--- Start ---

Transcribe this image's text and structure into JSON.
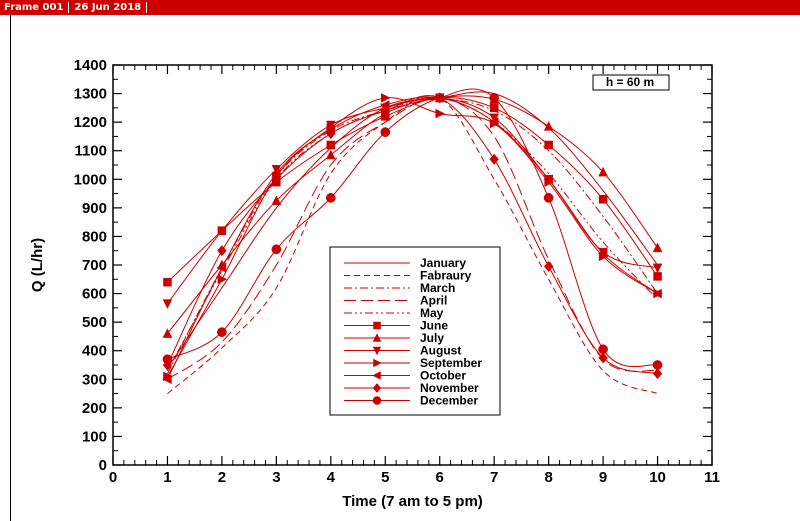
{
  "frame": {
    "label": "Frame 001",
    "date": "26 Jun 2018"
  },
  "chart_data": {
    "type": "line",
    "xlabel": "Time (7 am to 5 pm)",
    "ylabel": "Q (L/hr)",
    "xlim": [
      0,
      11
    ],
    "ylim": [
      0,
      1400
    ],
    "xticks": [
      0,
      1,
      2,
      3,
      4,
      5,
      6,
      7,
      8,
      9,
      10,
      11
    ],
    "yticks": [
      0,
      100,
      200,
      300,
      400,
      500,
      600,
      700,
      800,
      900,
      1000,
      1100,
      1200,
      1300,
      1400
    ],
    "annotation": "h = 60 m",
    "legend_position": "center",
    "line_color": "#cc0000",
    "x": [
      1,
      2,
      3,
      4,
      5,
      6,
      7,
      8,
      9,
      10
    ],
    "series": [
      {
        "name": "January",
        "style": "solid",
        "marker": "none",
        "values": [
          340,
          620,
          900,
          1110,
          1250,
          1285,
          1300,
          1180,
          960,
          700
        ]
      },
      {
        "name": "Fabraury",
        "style": "dash",
        "marker": "none",
        "values": [
          250,
          410,
          620,
          1020,
          1200,
          1285,
          1000,
          650,
          330,
          250
        ]
      },
      {
        "name": "March",
        "style": "dashdot",
        "marker": "none",
        "values": [
          320,
          690,
          1010,
          1170,
          1240,
          1280,
          1240,
          1100,
          870,
          600
        ]
      },
      {
        "name": "April",
        "style": "longdash",
        "marker": "none",
        "values": [
          300,
          430,
          700,
          1050,
          1200,
          1285,
          1150,
          720,
          370,
          330
        ]
      },
      {
        "name": "May",
        "style": "dashdotdot",
        "marker": "none",
        "values": [
          330,
          680,
          1000,
          1160,
          1240,
          1285,
          1200,
          1020,
          780,
          580
        ]
      },
      {
        "name": "June",
        "style": "solid",
        "marker": "square",
        "values": [
          640,
          820,
          990,
          1120,
          1220,
          1285,
          1250,
          1120,
          930,
          660
        ]
      },
      {
        "name": "July",
        "style": "solid",
        "marker": "triangle-up",
        "values": [
          460,
          700,
          925,
          1085,
          1230,
          1285,
          1280,
          1185,
          1025,
          760
        ]
      },
      {
        "name": "August",
        "style": "solid",
        "marker": "triangle-down",
        "values": [
          565,
          820,
          1035,
          1190,
          1250,
          1285,
          1215,
          1000,
          745,
          690
        ]
      },
      {
        "name": "September",
        "style": "solid",
        "marker": "triangle-right",
        "values": [
          310,
          650,
          1010,
          1180,
          1285,
          1230,
          1195,
          990,
          730,
          600
        ]
      },
      {
        "name": "October",
        "style": "solid",
        "marker": "triangle-left",
        "values": [
          300,
          690,
          1020,
          1175,
          1260,
          1285,
          1200,
          1000,
          740,
          600
        ]
      },
      {
        "name": "November",
        "style": "solid",
        "marker": "diamond",
        "values": [
          350,
          750,
          1000,
          1160,
          1240,
          1285,
          1070,
          695,
          375,
          320
        ]
      },
      {
        "name": "December",
        "style": "solid",
        "marker": "circle",
        "values": [
          370,
          465,
          755,
          935,
          1165,
          1285,
          1285,
          935,
          405,
          350
        ]
      }
    ]
  }
}
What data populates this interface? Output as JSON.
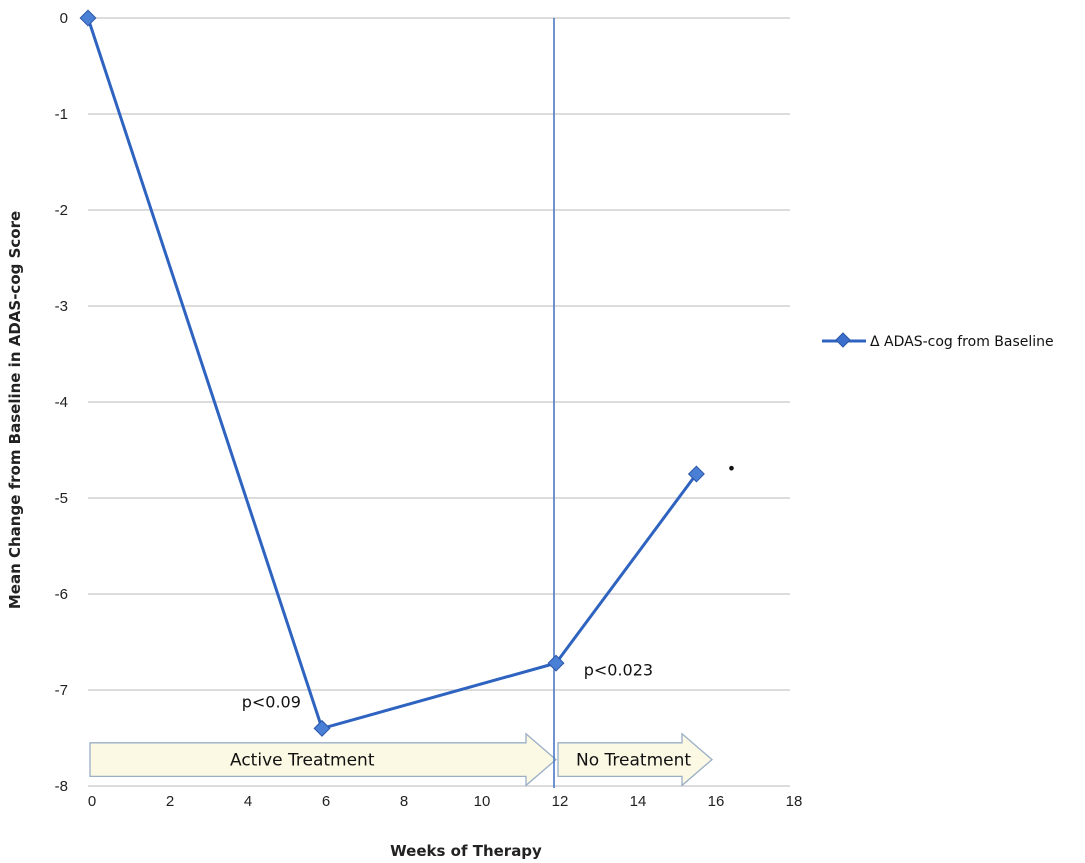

--- End ---

### Aim of the task
Omit the pictures, and quote the material above exactly as given.

### Worked answer
Transcribe this image's text and structure into JSON.
{
  "frame": {
    "label": "Frame 001",
    "date": "26 Jun 2018"
  },
  "chart_data": {
    "type": "line",
    "xlabel": "Time (7 am to 5 pm)",
    "ylabel": "Q (L/hr)",
    "xlim": [
      0,
      11
    ],
    "ylim": [
      0,
      1400
    ],
    "xticks": [
      0,
      1,
      2,
      3,
      4,
      5,
      6,
      7,
      8,
      9,
      10,
      11
    ],
    "yticks": [
      0,
      100,
      200,
      300,
      400,
      500,
      600,
      700,
      800,
      900,
      1000,
      1100,
      1200,
      1300,
      1400
    ],
    "annotation": "h = 60 m",
    "legend_position": "center",
    "line_color": "#cc0000",
    "x": [
      1,
      2,
      3,
      4,
      5,
      6,
      7,
      8,
      9,
      10
    ],
    "series": [
      {
        "name": "January",
        "style": "solid",
        "marker": "none",
        "values": [
          340,
          620,
          900,
          1110,
          1250,
          1285,
          1300,
          1180,
          960,
          700
        ]
      },
      {
        "name": "Fabraury",
        "style": "dash",
        "marker": "none",
        "values": [
          250,
          410,
          620,
          1020,
          1200,
          1285,
          1000,
          650,
          330,
          250
        ]
      },
      {
        "name": "March",
        "style": "dashdot",
        "marker": "none",
        "values": [
          320,
          690,
          1010,
          1170,
          1240,
          1280,
          1240,
          1100,
          870,
          600
        ]
      },
      {
        "name": "April",
        "style": "longdash",
        "marker": "none",
        "values": [
          300,
          430,
          700,
          1050,
          1200,
          1285,
          1150,
          720,
          370,
          330
        ]
      },
      {
        "name": "May",
        "style": "dashdotdot",
        "marker": "none",
        "values": [
          330,
          680,
          1000,
          1160,
          1240,
          1285,
          1200,
          1020,
          780,
          580
        ]
      },
      {
        "name": "June",
        "style": "solid",
        "marker": "square",
        "values": [
          640,
          820,
          990,
          1120,
          1220,
          1285,
          1250,
          1120,
          930,
          660
        ]
      },
      {
        "name": "July",
        "style": "solid",
        "marker": "triangle-up",
        "values": [
          460,
          700,
          925,
          1085,
          1230,
          1285,
          1280,
          1185,
          1025,
          760
        ]
      },
      {
        "name": "August",
        "style": "solid",
        "marker": "triangle-down",
        "values": [
          565,
          820,
          1035,
          1190,
          1250,
          1285,
          1215,
          1000,
          745,
          690
        ]
      },
      {
        "name": "September",
        "style": "solid",
        "marker": "triangle-right",
        "values": [
          310,
          650,
          1010,
          1180,
          1285,
          1230,
          1195,
          990,
          730,
          600
        ]
      },
      {
        "name": "October",
        "style": "solid",
        "marker": "triangle-left",
        "values": [
          300,
          690,
          1020,
          1175,
          1260,
          1285,
          1200,
          1000,
          740,
          600
        ]
      },
      {
        "name": "November",
        "style": "solid",
        "marker": "diamond",
        "values": [
          350,
          750,
          1000,
          1160,
          1240,
          1285,
          1070,
          695,
          375,
          320
        ]
      },
      {
        "name": "December",
        "style": "solid",
        "marker": "circle",
        "values": [
          370,
          465,
          755,
          935,
          1165,
          1285,
          1285,
          935,
          405,
          350
        ]
      }
    ]
  }
}
What data populates this interface? Output as JSON.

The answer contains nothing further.